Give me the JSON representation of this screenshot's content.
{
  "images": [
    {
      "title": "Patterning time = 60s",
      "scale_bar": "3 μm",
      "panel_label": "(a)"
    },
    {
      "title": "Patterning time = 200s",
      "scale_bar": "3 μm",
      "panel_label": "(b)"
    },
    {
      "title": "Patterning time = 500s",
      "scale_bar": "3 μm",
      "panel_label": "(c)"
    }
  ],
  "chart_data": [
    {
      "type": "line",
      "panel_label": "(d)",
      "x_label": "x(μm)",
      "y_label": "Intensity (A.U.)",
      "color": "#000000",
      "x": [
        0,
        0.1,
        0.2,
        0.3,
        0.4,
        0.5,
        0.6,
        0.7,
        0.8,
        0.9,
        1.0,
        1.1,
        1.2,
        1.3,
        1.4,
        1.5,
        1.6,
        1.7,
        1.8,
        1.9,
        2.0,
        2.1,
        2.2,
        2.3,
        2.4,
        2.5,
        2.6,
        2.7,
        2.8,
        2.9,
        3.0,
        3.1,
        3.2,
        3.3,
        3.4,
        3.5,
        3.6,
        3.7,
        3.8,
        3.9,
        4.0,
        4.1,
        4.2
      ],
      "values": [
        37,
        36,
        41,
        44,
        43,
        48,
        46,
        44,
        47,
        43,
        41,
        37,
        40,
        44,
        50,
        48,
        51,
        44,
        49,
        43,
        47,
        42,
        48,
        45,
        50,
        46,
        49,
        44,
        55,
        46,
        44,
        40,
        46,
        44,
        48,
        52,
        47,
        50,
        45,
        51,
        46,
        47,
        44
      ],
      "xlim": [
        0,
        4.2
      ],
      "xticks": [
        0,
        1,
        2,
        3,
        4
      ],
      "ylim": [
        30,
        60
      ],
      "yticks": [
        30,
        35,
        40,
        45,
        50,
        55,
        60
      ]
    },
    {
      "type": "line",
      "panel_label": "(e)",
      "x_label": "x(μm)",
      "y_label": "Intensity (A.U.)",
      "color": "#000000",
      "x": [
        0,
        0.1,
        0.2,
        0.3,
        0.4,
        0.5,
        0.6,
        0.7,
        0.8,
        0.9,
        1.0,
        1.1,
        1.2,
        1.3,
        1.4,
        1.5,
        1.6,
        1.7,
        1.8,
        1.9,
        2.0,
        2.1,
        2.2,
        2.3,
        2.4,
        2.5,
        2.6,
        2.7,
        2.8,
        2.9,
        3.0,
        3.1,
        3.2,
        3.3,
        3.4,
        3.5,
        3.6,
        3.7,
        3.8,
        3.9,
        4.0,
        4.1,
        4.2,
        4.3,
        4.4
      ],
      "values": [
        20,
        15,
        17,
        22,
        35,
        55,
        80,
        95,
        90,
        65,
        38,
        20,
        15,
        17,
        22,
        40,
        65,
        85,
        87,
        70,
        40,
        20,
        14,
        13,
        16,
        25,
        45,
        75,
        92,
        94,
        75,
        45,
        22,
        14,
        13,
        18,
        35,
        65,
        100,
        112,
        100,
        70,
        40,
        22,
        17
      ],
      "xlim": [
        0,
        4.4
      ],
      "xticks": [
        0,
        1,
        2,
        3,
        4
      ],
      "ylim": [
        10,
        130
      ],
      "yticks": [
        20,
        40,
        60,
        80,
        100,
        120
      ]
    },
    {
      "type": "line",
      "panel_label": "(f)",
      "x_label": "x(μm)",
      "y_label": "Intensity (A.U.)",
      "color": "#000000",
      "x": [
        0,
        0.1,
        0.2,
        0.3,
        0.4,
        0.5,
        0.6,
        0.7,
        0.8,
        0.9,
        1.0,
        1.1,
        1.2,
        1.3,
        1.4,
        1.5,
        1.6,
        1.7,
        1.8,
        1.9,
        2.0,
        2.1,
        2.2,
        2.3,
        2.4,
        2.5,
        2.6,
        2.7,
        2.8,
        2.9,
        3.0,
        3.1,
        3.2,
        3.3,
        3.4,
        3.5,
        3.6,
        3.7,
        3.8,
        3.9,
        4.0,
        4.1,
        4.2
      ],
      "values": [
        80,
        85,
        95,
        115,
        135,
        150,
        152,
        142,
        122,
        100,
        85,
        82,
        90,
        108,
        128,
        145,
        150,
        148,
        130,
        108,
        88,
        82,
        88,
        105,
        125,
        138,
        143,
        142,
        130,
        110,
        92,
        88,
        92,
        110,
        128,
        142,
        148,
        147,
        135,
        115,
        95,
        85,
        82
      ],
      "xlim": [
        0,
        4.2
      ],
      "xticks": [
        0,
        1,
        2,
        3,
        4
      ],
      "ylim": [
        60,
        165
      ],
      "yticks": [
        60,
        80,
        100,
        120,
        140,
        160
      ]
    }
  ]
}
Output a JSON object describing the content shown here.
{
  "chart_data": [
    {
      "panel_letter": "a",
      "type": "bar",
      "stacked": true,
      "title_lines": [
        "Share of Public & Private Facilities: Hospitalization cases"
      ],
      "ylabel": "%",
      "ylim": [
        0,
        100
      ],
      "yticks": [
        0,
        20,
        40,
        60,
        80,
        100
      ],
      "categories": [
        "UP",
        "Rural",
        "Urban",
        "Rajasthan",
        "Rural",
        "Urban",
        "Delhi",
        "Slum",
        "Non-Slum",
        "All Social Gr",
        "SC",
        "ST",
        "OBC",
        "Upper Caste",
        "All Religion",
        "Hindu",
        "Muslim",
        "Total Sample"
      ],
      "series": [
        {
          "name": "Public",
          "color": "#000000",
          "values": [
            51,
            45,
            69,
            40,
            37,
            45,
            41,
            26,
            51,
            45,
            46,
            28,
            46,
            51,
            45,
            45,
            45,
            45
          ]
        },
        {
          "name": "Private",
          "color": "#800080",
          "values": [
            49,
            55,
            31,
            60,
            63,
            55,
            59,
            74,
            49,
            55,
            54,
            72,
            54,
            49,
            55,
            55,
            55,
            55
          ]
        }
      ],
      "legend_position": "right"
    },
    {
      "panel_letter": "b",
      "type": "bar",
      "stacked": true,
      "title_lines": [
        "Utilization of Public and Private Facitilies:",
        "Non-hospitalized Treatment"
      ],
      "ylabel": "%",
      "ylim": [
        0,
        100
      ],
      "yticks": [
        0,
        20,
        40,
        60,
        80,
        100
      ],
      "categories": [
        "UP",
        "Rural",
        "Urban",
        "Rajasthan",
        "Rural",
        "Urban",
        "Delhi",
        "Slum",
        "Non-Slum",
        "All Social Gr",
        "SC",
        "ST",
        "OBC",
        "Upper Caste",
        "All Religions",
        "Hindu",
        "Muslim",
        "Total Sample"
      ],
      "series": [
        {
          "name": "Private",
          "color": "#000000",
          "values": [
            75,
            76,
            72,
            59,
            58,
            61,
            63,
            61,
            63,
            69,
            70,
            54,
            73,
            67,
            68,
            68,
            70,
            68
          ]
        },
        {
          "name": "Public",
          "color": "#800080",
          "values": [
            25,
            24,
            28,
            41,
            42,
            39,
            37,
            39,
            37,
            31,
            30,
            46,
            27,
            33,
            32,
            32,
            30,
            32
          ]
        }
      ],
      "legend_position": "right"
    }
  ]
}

Directive: Reproduce each record exactly as it appears.

Result for this exercise:
Give me the JSON representation of this screenshot's content.
{
  "images": [
    {
      "title": "Patterning time = 60s",
      "scale_bar": "3 μm",
      "panel_label": "(a)"
    },
    {
      "title": "Patterning time = 200s",
      "scale_bar": "3 μm",
      "panel_label": "(b)"
    },
    {
      "title": "Patterning time = 500s",
      "scale_bar": "3 μm",
      "panel_label": "(c)"
    }
  ],
  "chart_data": [
    {
      "type": "line",
      "panel_label": "(d)",
      "x_label": "x(μm)",
      "y_label": "Intensity (A.U.)",
      "color": "#000000",
      "x": [
        0,
        0.1,
        0.2,
        0.3,
        0.4,
        0.5,
        0.6,
        0.7,
        0.8,
        0.9,
        1.0,
        1.1,
        1.2,
        1.3,
        1.4,
        1.5,
        1.6,
        1.7,
        1.8,
        1.9,
        2.0,
        2.1,
        2.2,
        2.3,
        2.4,
        2.5,
        2.6,
        2.7,
        2.8,
        2.9,
        3.0,
        3.1,
        3.2,
        3.3,
        3.4,
        3.5,
        3.6,
        3.7,
        3.8,
        3.9,
        4.0,
        4.1,
        4.2
      ],
      "values": [
        37,
        36,
        41,
        44,
        43,
        48,
        46,
        44,
        47,
        43,
        41,
        37,
        40,
        44,
        50,
        48,
        51,
        44,
        49,
        43,
        47,
        42,
        48,
        45,
        50,
        46,
        49,
        44,
        55,
        46,
        44,
        40,
        46,
        44,
        48,
        52,
        47,
        50,
        45,
        51,
        46,
        47,
        44
      ],
      "xlim": [
        0,
        4.2
      ],
      "xticks": [
        0,
        1,
        2,
        3,
        4
      ],
      "ylim": [
        30,
        60
      ],
      "yticks": [
        30,
        35,
        40,
        45,
        50,
        55,
        60
      ]
    },
    {
      "type": "line",
      "panel_label": "(e)",
      "x_label": "x(μm)",
      "y_label": "Intensity (A.U.)",
      "color": "#000000",
      "x": [
        0,
        0.1,
        0.2,
        0.3,
        0.4,
        0.5,
        0.6,
        0.7,
        0.8,
        0.9,
        1.0,
        1.1,
        1.2,
        1.3,
        1.4,
        1.5,
        1.6,
        1.7,
        1.8,
        1.9,
        2.0,
        2.1,
        2.2,
        2.3,
        2.4,
        2.5,
        2.6,
        2.7,
        2.8,
        2.9,
        3.0,
        3.1,
        3.2,
        3.3,
        3.4,
        3.5,
        3.6,
        3.7,
        3.8,
        3.9,
        4.0,
        4.1,
        4.2,
        4.3,
        4.4
      ],
      "values": [
        20,
        15,
        17,
        22,
        35,
        55,
        80,
        95,
        90,
        65,
        38,
        20,
        15,
        17,
        22,
        40,
        65,
        85,
        87,
        70,
        40,
        20,
        14,
        13,
        16,
        25,
        45,
        75,
        92,
        94,
        75,
        45,
        22,
        14,
        13,
        18,
        35,
        65,
        100,
        112,
        100,
        70,
        40,
        22,
        17
      ],
      "xlim": [
        0,
        4.4
      ],
      "xticks": [
        0,
        1,
        2,
        3,
        4
      ],
      "ylim": [
        10,
        130
      ],
      "yticks": [
        20,
        40,
        60,
        80,
        100,
        120
      ]
    },
    {
      "type": "line",
      "panel_label": "(f)",
      "x_label": "x(μm)",
      "y_label": "Intensity (A.U.)",
      "color": "#000000",
      "x": [
        0,
        0.1,
        0.2,
        0.3,
        0.4,
        0.5,
        0.6,
        0.7,
        0.8,
        0.9,
        1.0,
        1.1,
        1.2,
        1.3,
        1.4,
        1.5,
        1.6,
        1.7,
        1.8,
        1.9,
        2.0,
        2.1,
        2.2,
        2.3,
        2.4,
        2.5,
        2.6,
        2.7,
        2.8,
        2.9,
        3.0,
        3.1,
        3.2,
        3.3,
        3.4,
        3.5,
        3.6,
        3.7,
        3.8,
        3.9,
        4.0,
        4.1,
        4.2
      ],
      "values": [
        80,
        85,
        95,
        115,
        135,
        150,
        152,
        142,
        122,
        100,
        85,
        82,
        90,
        108,
        128,
        145,
        150,
        148,
        130,
        108,
        88,
        82,
        88,
        105,
        125,
        138,
        143,
        142,
        130,
        110,
        92,
        88,
        92,
        110,
        128,
        142,
        148,
        147,
        135,
        115,
        95,
        85,
        82
      ],
      "xlim": [
        0,
        4.2
      ],
      "xticks": [
        0,
        1,
        2,
        3,
        4
      ],
      "ylim": [
        60,
        165
      ],
      "yticks": [
        60,
        80,
        100,
        120,
        140,
        160
      ]
    }
  ]
}
Output a JSON object describing the content shown here.
{
  "chart_data": [
    {
      "panel_letter": "a",
      "type": "bar",
      "stacked": true,
      "title_lines": [
        "Share of Public & Private Facilities: Hospitalization cases"
      ],
      "ylabel": "%",
      "ylim": [
        0,
        100
      ],
      "yticks": [
        0,
        20,
        40,
        60,
        80,
        100
      ],
      "categories": [
        "UP",
        "Rural",
        "Urban",
        "Rajasthan",
        "Rural",
        "Urban",
        "Delhi",
        "Slum",
        "Non-Slum",
        "All Social Gr",
        "SC",
        "ST",
        "OBC",
        "Upper Caste",
        "All Religion",
        "Hindu",
        "Muslim",
        "Total Sample"
      ],
      "series": [
        {
          "name": "Public",
          "color": "#000000",
          "values": [
            51,
            45,
            69,
            40,
            37,
            45,
            41,
            26,
            51,
            45,
            46,
            28,
            46,
            51,
            45,
            45,
            45,
            45
          ]
        },
        {
          "name": "Private",
          "color": "#800080",
          "values": [
            49,
            55,
            31,
            60,
            63,
            55,
            59,
            74,
            49,
            55,
            54,
            72,
            54,
            49,
            55,
            55,
            55,
            55
          ]
        }
      ],
      "legend_position": "right"
    },
    {
      "panel_letter": "b",
      "type": "bar",
      "stacked": true,
      "title_lines": [
        "Utilization of Public and Private Facitilies:",
        "Non-hospitalized Treatment"
      ],
      "ylabel": "%",
      "ylim": [
        0,
        100
      ],
      "yticks": [
        0,
        20,
        40,
        60,
        80,
        100
      ],
      "categories": [
        "UP",
        "Rural",
        "Urban",
        "Rajasthan",
        "Rural",
        "Urban",
        "Delhi",
        "Slum",
        "Non-Slum",
        "All Social Gr",
        "SC",
        "ST",
        "OBC",
        "Upper Caste",
        "All Religions",
        "Hindu",
        "Muslim",
        "Total Sample"
      ],
      "series": [
        {
          "name": "Private",
          "color": "#000000",
          "values": [
            75,
            76,
            72,
            59,
            58,
            61,
            63,
            61,
            63,
            69,
            70,
            54,
            73,
            67,
            68,
            68,
            70,
            68
          ]
        },
        {
          "name": "Public",
          "color": "#800080",
          "values": [
            25,
            24,
            28,
            41,
            42,
            39,
            37,
            39,
            37,
            31,
            30,
            46,
            27,
            33,
            32,
            32,
            30,
            32
          ]
        }
      ],
      "legend_position": "right"
    }
  ]
}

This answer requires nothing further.